▸ **WHAT IS NEEDED**:
Your task is to print all of the data word for word.

▸ **SUPPLIED MATERIAL**:
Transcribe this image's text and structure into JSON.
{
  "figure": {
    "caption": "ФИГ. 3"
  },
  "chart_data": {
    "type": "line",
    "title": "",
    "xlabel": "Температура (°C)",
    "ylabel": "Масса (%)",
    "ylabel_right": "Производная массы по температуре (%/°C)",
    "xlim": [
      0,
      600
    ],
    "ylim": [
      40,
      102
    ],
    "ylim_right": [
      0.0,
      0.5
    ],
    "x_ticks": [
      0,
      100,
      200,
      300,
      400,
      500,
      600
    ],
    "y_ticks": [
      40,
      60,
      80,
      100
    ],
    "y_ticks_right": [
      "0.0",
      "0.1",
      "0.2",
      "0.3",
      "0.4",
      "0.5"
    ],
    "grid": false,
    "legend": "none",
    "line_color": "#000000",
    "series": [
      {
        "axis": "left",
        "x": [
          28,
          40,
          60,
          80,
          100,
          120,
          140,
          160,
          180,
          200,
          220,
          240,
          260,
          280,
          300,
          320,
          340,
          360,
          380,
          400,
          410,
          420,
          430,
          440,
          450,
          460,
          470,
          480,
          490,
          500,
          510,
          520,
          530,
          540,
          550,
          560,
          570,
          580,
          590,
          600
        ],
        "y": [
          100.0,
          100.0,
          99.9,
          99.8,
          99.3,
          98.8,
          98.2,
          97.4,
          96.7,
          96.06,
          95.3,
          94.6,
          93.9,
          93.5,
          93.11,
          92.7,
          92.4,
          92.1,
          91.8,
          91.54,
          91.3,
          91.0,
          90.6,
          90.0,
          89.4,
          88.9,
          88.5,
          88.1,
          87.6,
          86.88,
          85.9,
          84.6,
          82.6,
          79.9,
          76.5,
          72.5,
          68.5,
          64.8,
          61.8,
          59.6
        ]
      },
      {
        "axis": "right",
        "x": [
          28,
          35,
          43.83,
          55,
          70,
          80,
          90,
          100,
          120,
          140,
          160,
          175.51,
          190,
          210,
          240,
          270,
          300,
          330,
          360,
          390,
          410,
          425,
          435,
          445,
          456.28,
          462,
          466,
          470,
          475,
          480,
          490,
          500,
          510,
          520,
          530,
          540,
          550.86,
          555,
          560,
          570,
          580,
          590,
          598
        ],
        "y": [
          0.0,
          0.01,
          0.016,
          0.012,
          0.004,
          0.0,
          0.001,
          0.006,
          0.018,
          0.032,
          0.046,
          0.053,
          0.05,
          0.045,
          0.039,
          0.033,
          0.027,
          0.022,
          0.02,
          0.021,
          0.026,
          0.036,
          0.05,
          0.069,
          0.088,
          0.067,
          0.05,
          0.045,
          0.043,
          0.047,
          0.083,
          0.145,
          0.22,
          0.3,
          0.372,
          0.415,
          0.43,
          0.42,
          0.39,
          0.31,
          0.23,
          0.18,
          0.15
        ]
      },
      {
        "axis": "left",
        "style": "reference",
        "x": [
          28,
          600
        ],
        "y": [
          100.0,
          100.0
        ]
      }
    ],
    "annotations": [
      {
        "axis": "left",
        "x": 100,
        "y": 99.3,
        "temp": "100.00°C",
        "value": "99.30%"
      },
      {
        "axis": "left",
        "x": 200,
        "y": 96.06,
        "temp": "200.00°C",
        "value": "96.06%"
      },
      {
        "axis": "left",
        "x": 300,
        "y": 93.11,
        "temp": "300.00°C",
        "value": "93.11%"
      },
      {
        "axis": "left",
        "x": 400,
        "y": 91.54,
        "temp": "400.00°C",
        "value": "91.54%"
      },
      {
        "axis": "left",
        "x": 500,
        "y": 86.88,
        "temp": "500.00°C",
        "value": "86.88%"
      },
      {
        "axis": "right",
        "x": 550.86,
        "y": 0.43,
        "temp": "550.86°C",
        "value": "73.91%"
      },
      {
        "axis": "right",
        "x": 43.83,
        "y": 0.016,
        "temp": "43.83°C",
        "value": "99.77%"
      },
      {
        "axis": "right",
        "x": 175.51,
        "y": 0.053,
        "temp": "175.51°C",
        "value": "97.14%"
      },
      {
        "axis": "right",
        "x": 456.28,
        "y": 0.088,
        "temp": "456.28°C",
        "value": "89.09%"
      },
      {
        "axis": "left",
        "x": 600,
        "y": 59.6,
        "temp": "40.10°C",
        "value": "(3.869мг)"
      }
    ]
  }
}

▸ **EXERCISE OUTPUT**:
Transcribe this image's text and structure into JSON.
{
  "figure": {
    "caption": "ФИГ. 3"
  },
  "chart_data": {
    "type": "line",
    "title": "",
    "xlabel": "Температура (°C)",
    "ylabel": "Масса (%)",
    "ylabel_right": "Производная массы по температуре (%/°C)",
    "xlim": [
      0,
      600
    ],
    "ylim": [
      40,
      102
    ],
    "ylim_right": [
      0.0,
      0.5
    ],
    "x_ticks": [
      0,
      100,
      200,
      300,
      400,
      500,
      600
    ],
    "y_ticks": [
      40,
      60,
      80,
      100
    ],
    "y_ticks_right": [
      "0.0",
      "0.1",
      "0.2",
      "0.3",
      "0.4",
      "0.5"
    ],
    "grid": false,
    "legend": "none",
    "line_color": "#000000",
    "series": [
      {
        "axis": "left",
        "x": [
          28,
          40,
          60,
          80,
          100,
          120,
          140,
          160,
          180,
          200,
          220,
          240,
          260,
          280,
          300,
          320,
          340,
          360,
          380,
          400,
          410,
          420,
          430,
          440,
          450,
          460,
          470,
          480,
          490,
          500,
          510,
          520,
          530,
          540,
          550,
          560,
          570,
          580,
          590,
          600
        ],
        "y": [
          100.0,
          100.0,
          99.9,
          99.8,
          99.3,
          98.8,
          98.2,
          97.4,
          96.7,
          96.06,
          95.3,
          94.6,
          93.9,
          93.5,
          93.11,
          92.7,
          92.4,
          92.1,
          91.8,
          91.54,
          91.3,
          91.0,
          90.6,
          90.0,
          89.4,
          88.9,
          88.5,
          88.1,
          87.6,
          86.88,
          85.9,
          84.6,
          82.6,
          79.9,
          76.5,
          72.5,
          68.5,
          64.8,
          61.8,
          59.6
        ]
      },
      {
        "axis": "right",
        "x": [
          28,
          35,
          43.83,
          55,
          70,
          80,
          90,
          100,
          120,
          140,
          160,
          175.51,
          190,
          210,
          240,
          270,
          300,
          330,
          360,
          390,
          410,
          425,
          435,
          445,
          456.28,
          462,
          466,
          470,
          475,
          480,
          490,
          500,
          510,
          520,
          530,
          540,
          550.86,
          555,
          560,
          570,
          580,
          590,
          598
        ],
        "y": [
          0.0,
          0.01,
          0.016,
          0.012,
          0.004,
          0.0,
          0.001,
          0.006,
          0.018,
          0.032,
          0.046,
          0.053,
          0.05,
          0.045,
          0.039,
          0.033,
          0.027,
          0.022,
          0.02,
          0.021,
          0.026,
          0.036,
          0.05,
          0.069,
          0.088,
          0.067,
          0.05,
          0.045,
          0.043,
          0.047,
          0.083,
          0.145,
          0.22,
          0.3,
          0.372,
          0.415,
          0.43,
          0.42,
          0.39,
          0.31,
          0.23,
          0.18,
          0.15
        ]
      },
      {
        "axis": "left",
        "style": "reference",
        "x": [
          28,
          600
        ],
        "y": [
          100.0,
          100.0
        ]
      }
    ],
    "annotations": [
      {
        "axis": "left",
        "x": 100,
        "y": 99.3,
        "temp": "100.00°C",
        "value": "99.30%"
      },
      {
        "axis": "left",
        "x": 200,
        "y": 96.06,
        "temp": "200.00°C",
        "value": "96.06%"
      },
      {
        "axis": "left",
        "x": 300,
        "y": 93.11,
        "temp": "300.00°C",
        "value": "93.11%"
      },
      {
        "axis": "left",
        "x": 400,
        "y": 91.54,
        "temp": "400.00°C",
        "value": "91.54%"
      },
      {
        "axis": "left",
        "x": 500,
        "y": 86.88,
        "temp": "500.00°C",
        "value": "86.88%"
      },
      {
        "axis": "right",
        "x": 550.86,
        "y": 0.43,
        "temp": "550.86°C",
        "value": "73.91%"
      },
      {
        "axis": "right",
        "x": 43.83,
        "y": 0.016,
        "temp": "43.83°C",
        "value": "99.77%"
      },
      {
        "axis": "right",
        "x": 175.51,
        "y": 0.053,
        "temp": "175.51°C",
        "value": "97.14%"
      },
      {
        "axis": "right",
        "x": 456.28,
        "y": 0.088,
        "temp": "456.28°C",
        "value": "89.09%"
      },
      {
        "axis": "left",
        "x": 600,
        "y": 59.6,
        "temp": "40.10°C",
        "value": "(3.869мг)"
      }
    ]
  }
}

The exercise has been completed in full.